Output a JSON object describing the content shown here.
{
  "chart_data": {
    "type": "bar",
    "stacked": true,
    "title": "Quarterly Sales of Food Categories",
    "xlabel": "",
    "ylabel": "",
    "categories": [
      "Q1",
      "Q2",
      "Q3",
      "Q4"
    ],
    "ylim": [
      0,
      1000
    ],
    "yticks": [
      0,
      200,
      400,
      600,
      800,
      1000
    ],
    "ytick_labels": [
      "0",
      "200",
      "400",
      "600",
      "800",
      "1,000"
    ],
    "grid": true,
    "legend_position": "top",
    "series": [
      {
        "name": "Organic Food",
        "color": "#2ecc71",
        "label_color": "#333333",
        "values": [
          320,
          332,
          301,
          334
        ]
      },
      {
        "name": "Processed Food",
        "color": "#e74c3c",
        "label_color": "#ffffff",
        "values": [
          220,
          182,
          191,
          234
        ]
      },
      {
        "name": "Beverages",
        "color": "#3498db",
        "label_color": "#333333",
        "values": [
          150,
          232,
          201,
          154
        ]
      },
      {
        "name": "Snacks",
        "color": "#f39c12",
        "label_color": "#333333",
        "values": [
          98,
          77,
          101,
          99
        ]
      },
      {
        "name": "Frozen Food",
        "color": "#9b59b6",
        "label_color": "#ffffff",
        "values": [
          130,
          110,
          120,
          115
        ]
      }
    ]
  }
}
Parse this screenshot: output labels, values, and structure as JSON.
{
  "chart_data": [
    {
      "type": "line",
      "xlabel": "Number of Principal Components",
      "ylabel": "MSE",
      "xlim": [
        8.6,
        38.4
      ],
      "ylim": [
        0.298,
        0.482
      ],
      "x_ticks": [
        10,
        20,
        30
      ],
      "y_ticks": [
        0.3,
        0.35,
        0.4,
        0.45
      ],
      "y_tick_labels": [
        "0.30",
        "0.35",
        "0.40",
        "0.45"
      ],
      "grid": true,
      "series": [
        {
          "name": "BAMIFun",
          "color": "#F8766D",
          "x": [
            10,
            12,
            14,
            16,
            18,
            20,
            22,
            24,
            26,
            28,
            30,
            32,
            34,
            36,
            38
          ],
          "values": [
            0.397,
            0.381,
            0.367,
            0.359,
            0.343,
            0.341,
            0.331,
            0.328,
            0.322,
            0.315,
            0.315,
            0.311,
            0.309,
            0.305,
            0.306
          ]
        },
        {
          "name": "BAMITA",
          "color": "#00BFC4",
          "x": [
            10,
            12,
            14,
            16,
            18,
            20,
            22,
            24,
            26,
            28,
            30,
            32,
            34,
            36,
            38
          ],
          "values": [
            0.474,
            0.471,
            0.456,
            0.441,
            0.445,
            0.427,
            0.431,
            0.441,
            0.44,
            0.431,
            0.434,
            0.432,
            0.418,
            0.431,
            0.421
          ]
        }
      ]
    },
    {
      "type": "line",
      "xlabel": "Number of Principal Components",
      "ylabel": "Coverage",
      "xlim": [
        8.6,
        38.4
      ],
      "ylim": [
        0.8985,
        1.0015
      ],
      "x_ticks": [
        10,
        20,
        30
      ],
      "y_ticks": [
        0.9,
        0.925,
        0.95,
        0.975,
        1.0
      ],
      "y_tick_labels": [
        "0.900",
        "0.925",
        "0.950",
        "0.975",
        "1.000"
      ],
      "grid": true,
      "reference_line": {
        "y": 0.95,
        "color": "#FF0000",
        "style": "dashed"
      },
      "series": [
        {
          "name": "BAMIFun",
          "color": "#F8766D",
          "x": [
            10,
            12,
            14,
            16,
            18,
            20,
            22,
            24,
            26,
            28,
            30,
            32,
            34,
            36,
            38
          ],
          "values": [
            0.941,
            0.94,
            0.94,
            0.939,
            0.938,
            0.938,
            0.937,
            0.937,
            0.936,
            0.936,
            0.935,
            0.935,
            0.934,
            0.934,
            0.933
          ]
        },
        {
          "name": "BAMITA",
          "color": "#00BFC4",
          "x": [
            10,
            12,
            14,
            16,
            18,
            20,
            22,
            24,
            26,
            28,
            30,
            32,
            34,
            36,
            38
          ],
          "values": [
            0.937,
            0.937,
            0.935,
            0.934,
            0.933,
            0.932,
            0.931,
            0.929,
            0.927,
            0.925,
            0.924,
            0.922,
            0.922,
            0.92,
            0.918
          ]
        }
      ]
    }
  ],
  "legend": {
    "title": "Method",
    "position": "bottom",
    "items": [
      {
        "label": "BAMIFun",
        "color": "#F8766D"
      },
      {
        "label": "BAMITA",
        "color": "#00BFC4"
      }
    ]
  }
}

**REQUIREMENTS**
Transcribe each record exactly. Leave nothing out.

**SOLUTION FOR THIS TASK**
Output a JSON object describing the content shown here.
{
  "chart_data": {
    "type": "bar",
    "stacked": true,
    "title": "Quarterly Sales of Food Categories",
    "xlabel": "",
    "ylabel": "",
    "categories": [
      "Q1",
      "Q2",
      "Q3",
      "Q4"
    ],
    "ylim": [
      0,
      1000
    ],
    "yticks": [
      0,
      200,
      400,
      600,
      800,
      1000
    ],
    "ytick_labels": [
      "0",
      "200",
      "400",
      "600",
      "800",
      "1,000"
    ],
    "grid": true,
    "legend_position": "top",
    "series": [
      {
        "name": "Organic Food",
        "color": "#2ecc71",
        "label_color": "#333333",
        "values": [
          320,
          332,
          301,
          334
        ]
      },
      {
        "name": "Processed Food",
        "color": "#e74c3c",
        "label_color": "#ffffff",
        "values": [
          220,
          182,
          191,
          234
        ]
      },
      {
        "name": "Beverages",
        "color": "#3498db",
        "label_color": "#333333",
        "values": [
          150,
          232,
          201,
          154
        ]
      },
      {
        "name": "Snacks",
        "color": "#f39c12",
        "label_color": "#333333",
        "values": [
          98,
          77,
          101,
          99
        ]
      },
      {
        "name": "Frozen Food",
        "color": "#9b59b6",
        "label_color": "#ffffff",
        "values": [
          130,
          110,
          120,
          115
        ]
      }
    ]
  }
}
Parse this screenshot: output labels, values, and structure as JSON.
{
  "chart_data": [
    {
      "type": "line",
      "xlabel": "Number of Principal Components",
      "ylabel": "MSE",
      "xlim": [
        8.6,
        38.4
      ],
      "ylim": [
        0.298,
        0.482
      ],
      "x_ticks": [
        10,
        20,
        30
      ],
      "y_ticks": [
        0.3,
        0.35,
        0.4,
        0.45
      ],
      "y_tick_labels": [
        "0.30",
        "0.35",
        "0.40",
        "0.45"
      ],
      "grid": true,
      "series": [
        {
          "name": "BAMIFun",
          "color": "#F8766D",
          "x": [
            10,
            12,
            14,
            16,
            18,
            20,
            22,
            24,
            26,
            28,
            30,
            32,
            34,
            36,
            38
          ],
          "values": [
            0.397,
            0.381,
            0.367,
            0.359,
            0.343,
            0.341,
            0.331,
            0.328,
            0.322,
            0.315,
            0.315,
            0.311,
            0.309,
            0.305,
            0.306
          ]
        },
        {
          "name": "BAMITA",
          "color": "#00BFC4",
          "x": [
            10,
            12,
            14,
            16,
            18,
            20,
            22,
            24,
            26,
            28,
            30,
            32,
            34,
            36,
            38
          ],
          "values": [
            0.474,
            0.471,
            0.456,
            0.441,
            0.445,
            0.427,
            0.431,
            0.441,
            0.44,
            0.431,
            0.434,
            0.432,
            0.418,
            0.431,
            0.421
          ]
        }
      ]
    },
    {
      "type": "line",
      "xlabel": "Number of Principal Components",
      "ylabel": "Coverage",
      "xlim": [
        8.6,
        38.4
      ],
      "ylim": [
        0.8985,
        1.0015
      ],
      "x_ticks": [
        10,
        20,
        30
      ],
      "y_ticks": [
        0.9,
        0.925,
        0.95,
        0.975,
        1.0
      ],
      "y_tick_labels": [
        "0.900",
        "0.925",
        "0.950",
        "0.975",
        "1.000"
      ],
      "grid": true,
      "reference_line": {
        "y": 0.95,
        "color": "#FF0000",
        "style": "dashed"
      },
      "series": [
        {
          "name": "BAMIFun",
          "color": "#F8766D",
          "x": [
            10,
            12,
            14,
            16,
            18,
            20,
            22,
            24,
            26,
            28,
            30,
            32,
            34,
            36,
            38
          ],
          "values": [
            0.941,
            0.94,
            0.94,
            0.939,
            0.938,
            0.938,
            0.937,
            0.937,
            0.936,
            0.936,
            0.935,
            0.935,
            0.934,
            0.934,
            0.933
          ]
        },
        {
          "name": "BAMITA",
          "color": "#00BFC4",
          "x": [
            10,
            12,
            14,
            16,
            18,
            20,
            22,
            24,
            26,
            28,
            30,
            32,
            34,
            36,
            38
          ],
          "values": [
            0.937,
            0.937,
            0.935,
            0.934,
            0.933,
            0.932,
            0.931,
            0.929,
            0.927,
            0.925,
            0.924,
            0.922,
            0.922,
            0.92,
            0.918
          ]
        }
      ]
    }
  ],
  "legend": {
    "title": "Method",
    "position": "bottom",
    "items": [
      {
        "label": "BAMIFun",
        "color": "#F8766D"
      },
      {
        "label": "BAMITA",
        "color": "#00BFC4"
      }
    ]
  }
}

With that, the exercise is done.